[Dataset excerpt]
****************************************

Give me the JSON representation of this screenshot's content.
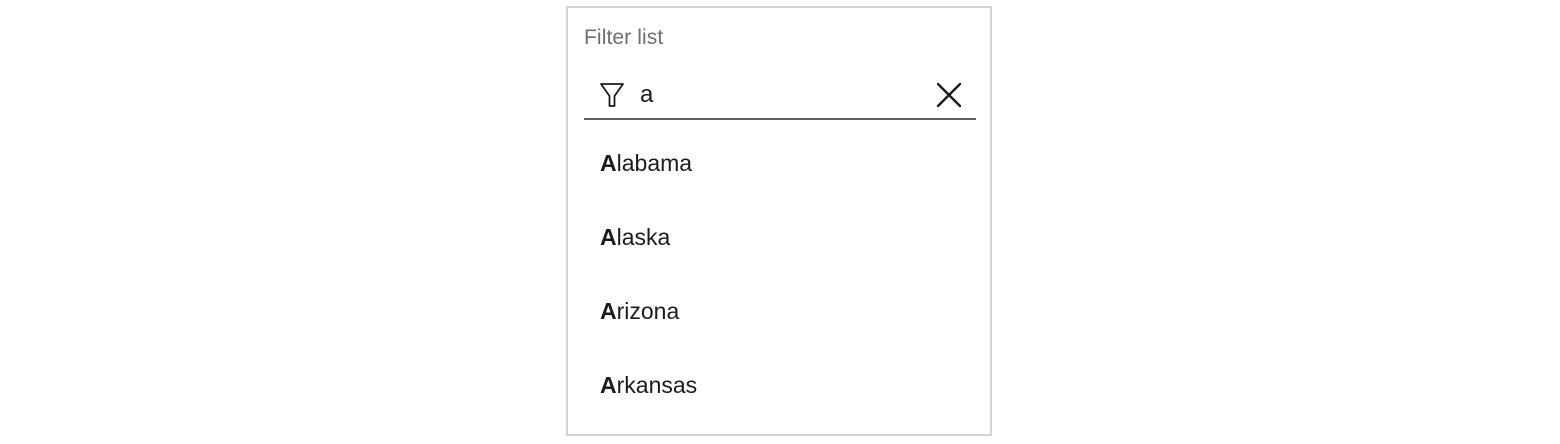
{
  "filter": {
    "label": "Filter list",
    "value": "a",
    "filter_icon": "funnel-icon",
    "clear_icon": "close-icon"
  },
  "results": [
    {
      "match": "A",
      "rest": "labama"
    },
    {
      "match": "A",
      "rest": "laska"
    },
    {
      "match": "A",
      "rest": "rizona"
    },
    {
      "match": "A",
      "rest": "rkansas"
    }
  ],
  "colors": {
    "border": "#d4d4d4",
    "underline": "#5f5f5f",
    "label": "#6e6e6e",
    "text": "#1b1b1b"
  }
}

****************************************

## TASK STATEMENT:
Using the records above, output their complete text exactly, minus any images.

## EXERCISE RESPONSE:
Give me the JSON representation of this screenshot's content.
{
  "filter": {
    "label": "Filter list",
    "value": "a",
    "filter_icon": "funnel-icon",
    "clear_icon": "close-icon"
  },
  "results": [
    {
      "match": "A",
      "rest": "labama"
    },
    {
      "match": "A",
      "rest": "laska"
    },
    {
      "match": "A",
      "rest": "rizona"
    },
    {
      "match": "A",
      "rest": "rkansas"
    }
  ],
  "colors": {
    "border": "#d4d4d4",
    "underline": "#5f5f5f",
    "label": "#6e6e6e",
    "text": "#1b1b1b"
  }
}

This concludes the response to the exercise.